Stored data entries
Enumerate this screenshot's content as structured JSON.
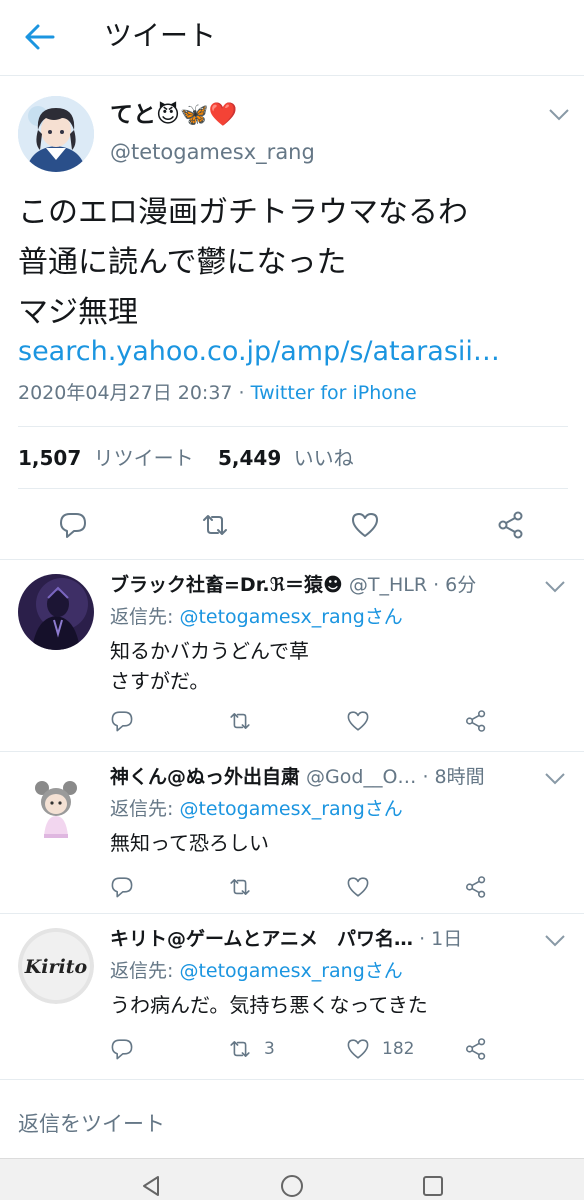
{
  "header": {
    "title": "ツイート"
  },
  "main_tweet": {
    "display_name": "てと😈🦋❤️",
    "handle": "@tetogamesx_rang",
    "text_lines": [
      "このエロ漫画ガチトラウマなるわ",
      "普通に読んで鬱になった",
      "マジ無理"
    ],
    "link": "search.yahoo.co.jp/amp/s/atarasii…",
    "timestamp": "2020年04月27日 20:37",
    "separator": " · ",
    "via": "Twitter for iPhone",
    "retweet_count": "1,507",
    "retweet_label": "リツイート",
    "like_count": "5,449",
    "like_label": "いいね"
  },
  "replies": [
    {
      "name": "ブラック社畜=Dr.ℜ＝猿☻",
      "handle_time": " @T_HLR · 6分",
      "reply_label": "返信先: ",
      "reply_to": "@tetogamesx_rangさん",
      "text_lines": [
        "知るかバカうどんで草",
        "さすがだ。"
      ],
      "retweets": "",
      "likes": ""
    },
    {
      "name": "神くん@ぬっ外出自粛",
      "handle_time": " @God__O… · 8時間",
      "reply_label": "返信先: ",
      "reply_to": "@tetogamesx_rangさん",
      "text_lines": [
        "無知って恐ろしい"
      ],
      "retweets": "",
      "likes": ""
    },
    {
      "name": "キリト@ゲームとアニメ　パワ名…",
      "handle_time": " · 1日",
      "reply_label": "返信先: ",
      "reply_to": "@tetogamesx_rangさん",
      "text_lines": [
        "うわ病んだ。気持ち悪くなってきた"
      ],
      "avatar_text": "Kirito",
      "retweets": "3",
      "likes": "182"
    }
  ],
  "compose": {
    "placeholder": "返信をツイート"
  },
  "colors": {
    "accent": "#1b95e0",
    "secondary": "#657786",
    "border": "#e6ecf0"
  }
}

---

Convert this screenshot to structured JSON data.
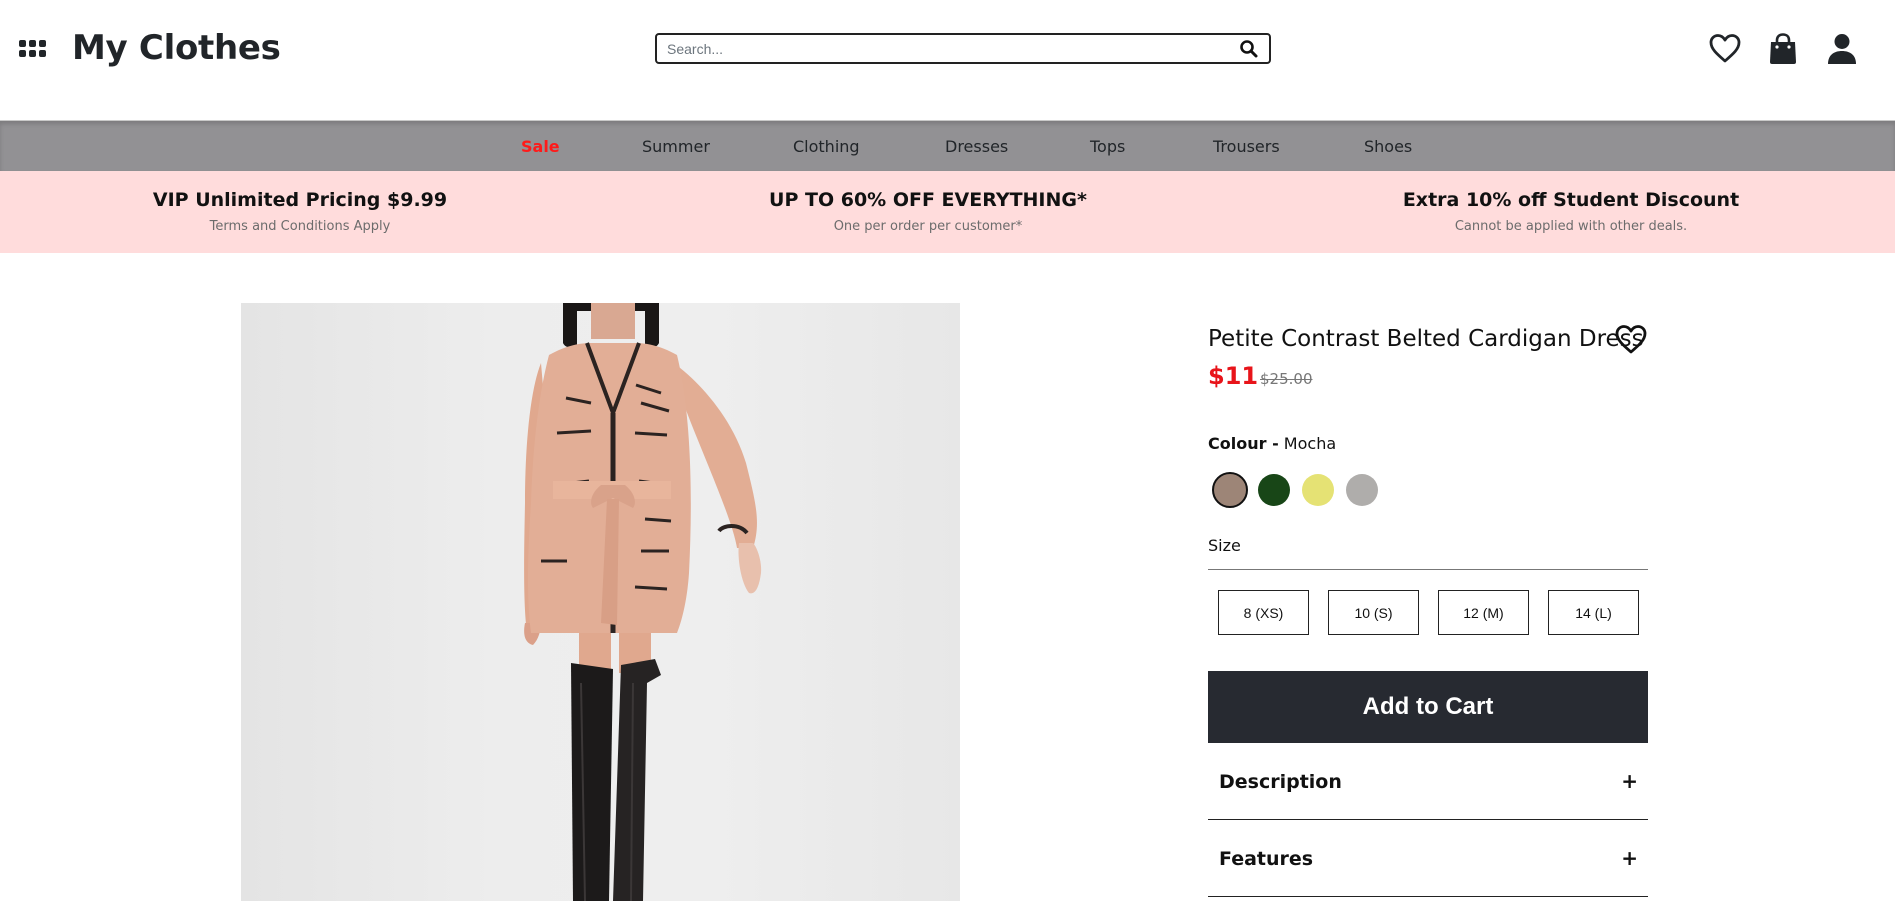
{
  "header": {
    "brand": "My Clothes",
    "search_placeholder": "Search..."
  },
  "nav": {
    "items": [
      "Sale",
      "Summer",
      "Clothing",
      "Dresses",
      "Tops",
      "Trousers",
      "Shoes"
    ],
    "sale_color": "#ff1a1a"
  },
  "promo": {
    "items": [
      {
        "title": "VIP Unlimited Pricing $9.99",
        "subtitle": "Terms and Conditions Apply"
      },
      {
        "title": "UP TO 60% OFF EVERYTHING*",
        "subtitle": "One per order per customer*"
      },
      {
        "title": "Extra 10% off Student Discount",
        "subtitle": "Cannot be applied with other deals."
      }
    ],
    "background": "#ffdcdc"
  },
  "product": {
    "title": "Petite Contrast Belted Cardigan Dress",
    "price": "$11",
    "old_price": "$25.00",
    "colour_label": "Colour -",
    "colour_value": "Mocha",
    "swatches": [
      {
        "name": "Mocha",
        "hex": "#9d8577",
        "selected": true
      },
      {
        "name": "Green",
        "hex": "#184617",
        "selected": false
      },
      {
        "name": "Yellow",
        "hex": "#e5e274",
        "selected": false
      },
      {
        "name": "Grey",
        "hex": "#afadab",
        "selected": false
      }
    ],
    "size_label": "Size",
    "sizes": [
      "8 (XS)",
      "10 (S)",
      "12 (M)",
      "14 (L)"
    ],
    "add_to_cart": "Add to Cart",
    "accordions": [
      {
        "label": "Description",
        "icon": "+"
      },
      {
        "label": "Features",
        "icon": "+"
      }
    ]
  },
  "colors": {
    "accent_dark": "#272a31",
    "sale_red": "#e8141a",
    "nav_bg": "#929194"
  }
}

### Given task
Isolate the lines above that contain the word "subtitle" and copy them.

### Output of the task
        "subtitle": "Terms and Conditions Apply"
        "subtitle": "One per order per customer*"
        "subtitle": "Cannot be applied with other deals."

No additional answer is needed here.